* **Aim of the task**: Check each line below for the word "Flip", and copy those that have it.
================================
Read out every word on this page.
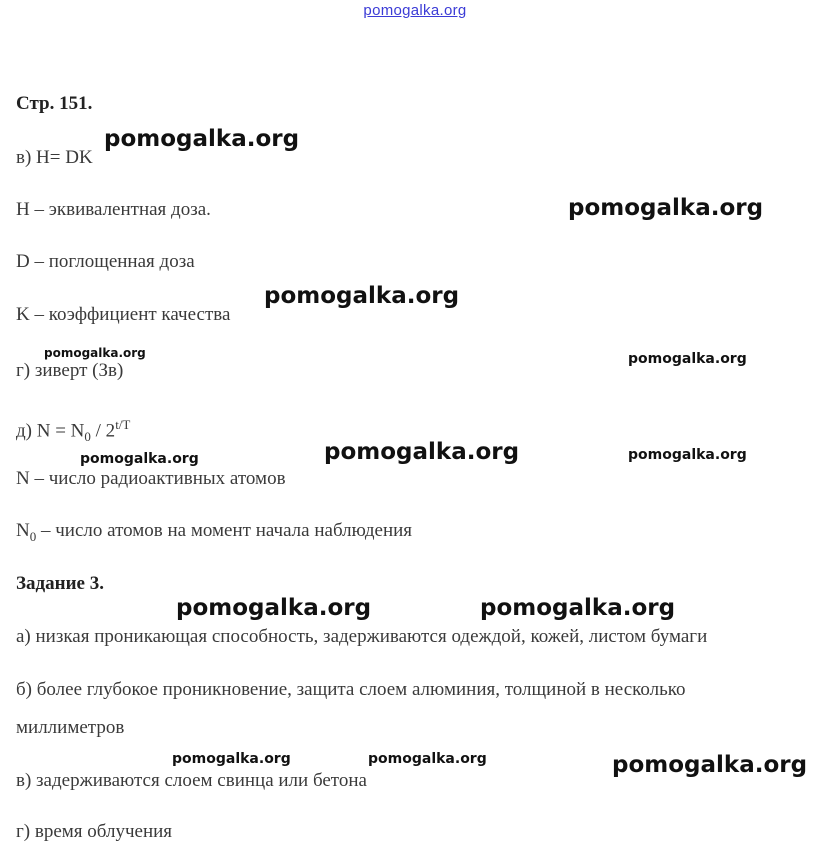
pomogalka.org
Стр. 151.
в) H= DK
H – эквивалентная доза.
D – поглощенная доза
K – коэффициент качества
г) зиверт (Зв)
д) $N = N_0 / 2^{t/T}$
N – число радиоактивных атомов
$N_0$ – число атомов на момент начала наблюдения
Задание 3.
а) низкая проникающая способность, задерживаются одеждой, кожей, листом бумаги
б) более глубокое проникновение, защита слоем алюминия, толщиной в несколько
миллиметров
в) задерживаются слоем свинца или бетона
г) время облучения
pomogalka.org
pomogalka.org
pomogalka.org
pomogalka.org	pomogalka.org
pomogalka.org	pomogalka.org	pomogalka.org
pomogalka.org	pomogalka.org
pomogalka.org	pomogalka.org	pomogalka.org
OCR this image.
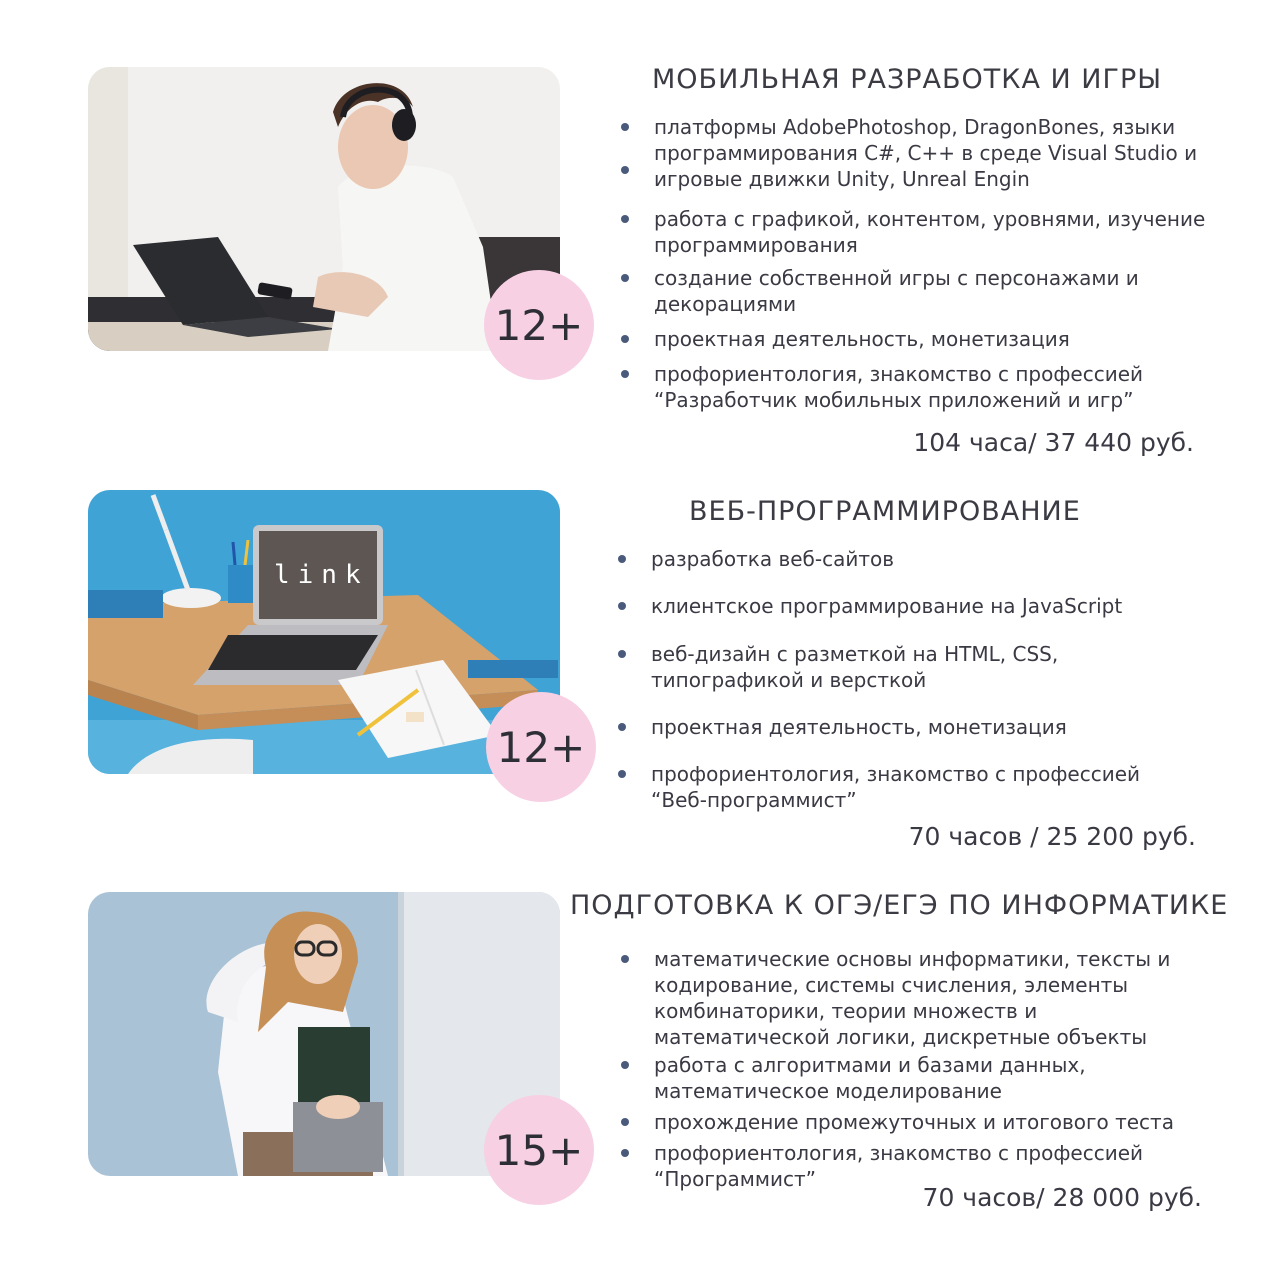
12+
МОБИЛЬНАЯ РАЗРАБОТКА И ИГРЫ
платформы AdobePhotoshop, DragonBones, языки программирования C#, C++ в среде Visual Studio и игровые движки Unity, Unreal Engin
работа с графикой, контентом, уровнями, изучение программирования
создание собственной игры с персонажами и декорациями
проектная деятельность, монетизация
профориентология, знакомство с профессией “Разработчик мобильных приложений и игр”

104 часа/ 37 440 руб.

link
12+
ВЕБ-ПРОГРАММИРОВАНИЕ
разработка веб-сайтов
клиентское программирование на JavaScript
веб-дизайн с разметкой на HTML, CSS, типографикой и версткой
проектная деятельность, монетизация
профориентология, знакомство с профессией “Веб-программист”

70 часов / 25 200 руб.

15+
ПОДГОТОВКА К ОГЭ/ЕГЭ ПО ИНФОРМАТИКЕ
математические основы информатики, тексты и кодирование, системы счисления, элементы комбинаторики, теории множеств и математической логики, дискретные объекты
работа с алгоритмами и базами данных, математическое моделирование
прохождение промежуточных и итогового теста
профориентология, знакомство с профессией “Программист”

70 часов/ 28 000 руб.
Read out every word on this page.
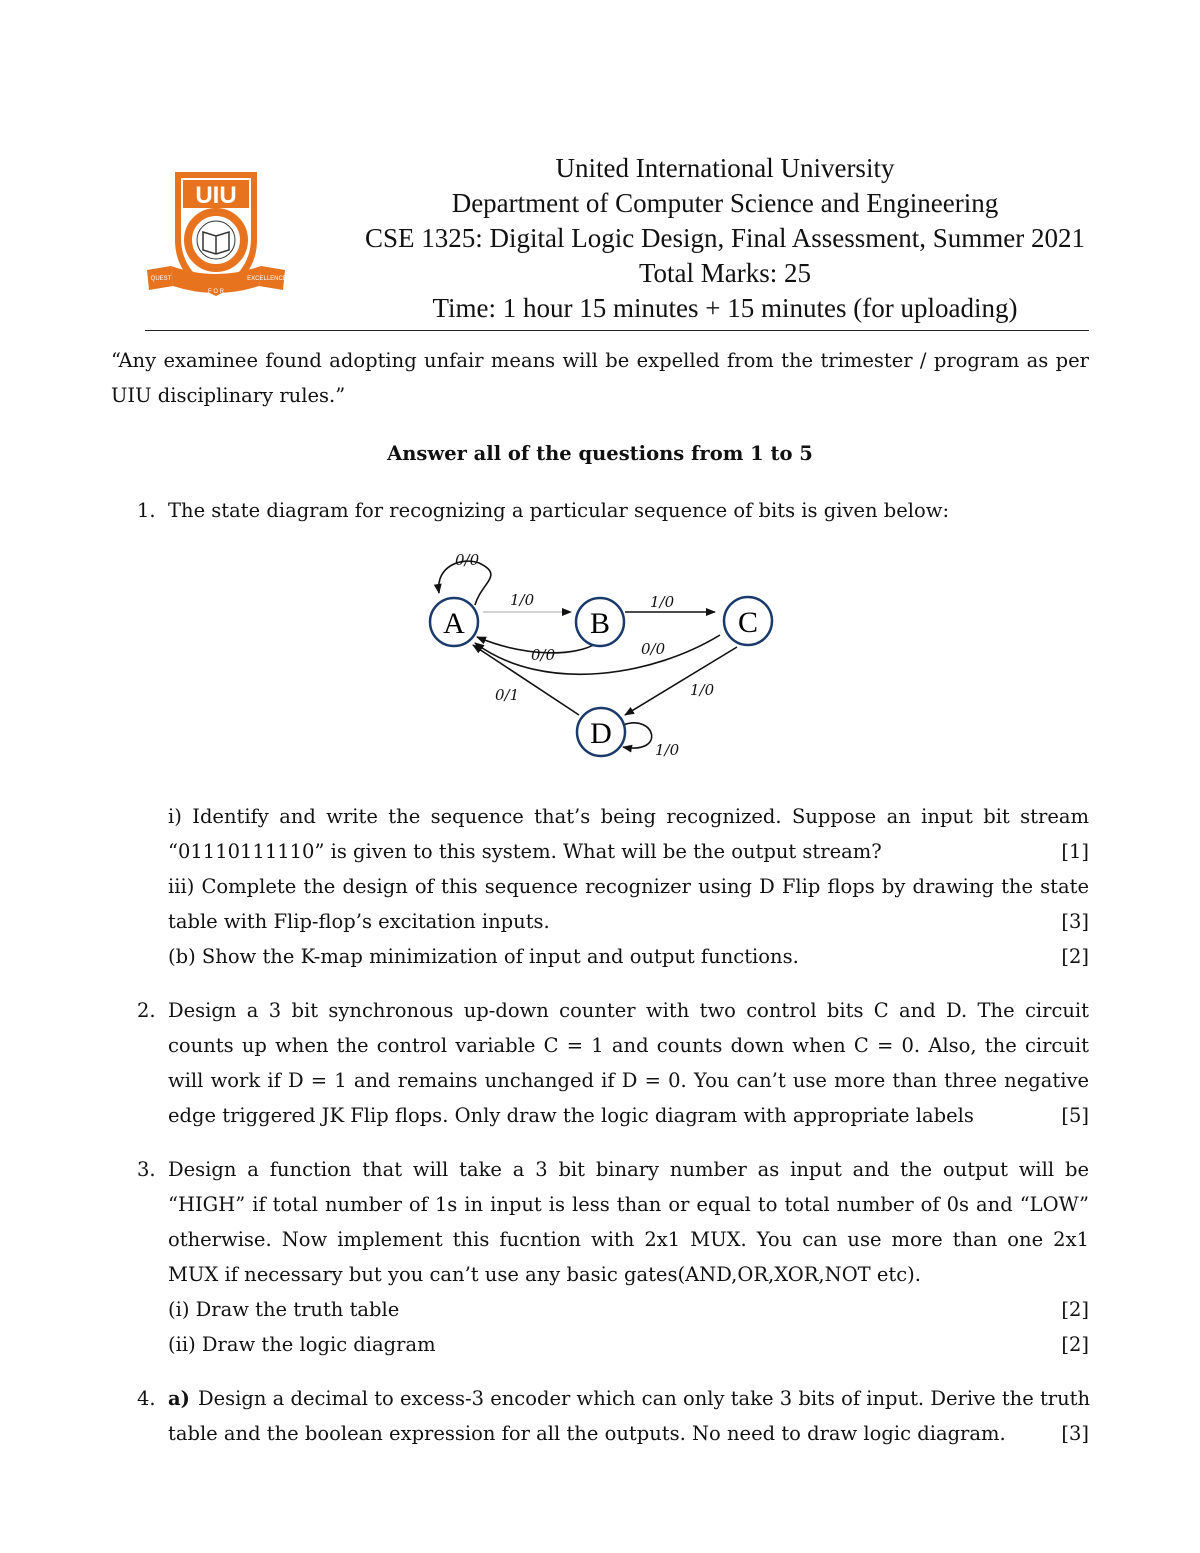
UIU
QUEST
F O R
EXCELLENCE
United International University
Department of Computer Science and Engineering
CSE 1325: Digital Logic Design, Final Assessment, Summer 2021
Total Marks: 25
Time: 1 hour 15 minutes + 15 minutes (for uploading)
“Any examinee found adopting unfair means will be expelled from the trimester / program as per
UIU disciplinary rules.”
Answer all of the questions from 1 to 5
1. The state diagram for recognizing a particular sequence of bits is given below:
A	B	C
D
0/0
1/0	1/0
0/0	0/0
1/0
0/1
1/0
i) Identify and write the sequence that’s being recognized. Suppose an input bit stream
“01110111110” is given to this system. What will be the output stream?	[1]
iii) Complete the design of this sequence recognizer using D Flip flops by drawing the state
table with Flip-flop’s excitation inputs.	[3]
(b) Show the K-map minimization of input and output functions.	[2]
2. Design a 3 bit synchronous up-down counter with two control bits C and D. The circuit
counts up when the control variable C = 1 and counts down when C = 0. Also, the circuit
will work if D = 1 and remains unchanged if D = 0. You can’t use more than three negative
edge triggered JK Flip flops. Only draw the logic diagram with appropriate labels	[5]
3. Design a function that will take a 3 bit binary number as input and the output will be
“HIGH” if total number of 1s in input is less than or equal to total number of 0s and “LOW”
otherwise. Now implement this fucntion with 2x1 MUX. You can use more than one 2x1
MUX if necessary but you can’t use any basic gates(AND,OR,XOR,NOT etc).
(i) Draw the truth table	[2]
(ii) Draw the logic diagram	[2]
4. a) Design a decimal to excess-3 encoder which can only take 3 bits of input. Derive the truth
table and the boolean expression for all the outputs. No need to draw logic diagram.	[3]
================================
* **Complete response**:
iii) Complete the design of this sequence recognizer using D Flip flops by drawing the state
table with Flip-flop’s excitation inputs.	[3]
edge triggered JK Flip flops. Only draw the logic diagram with appropriate labels	[5]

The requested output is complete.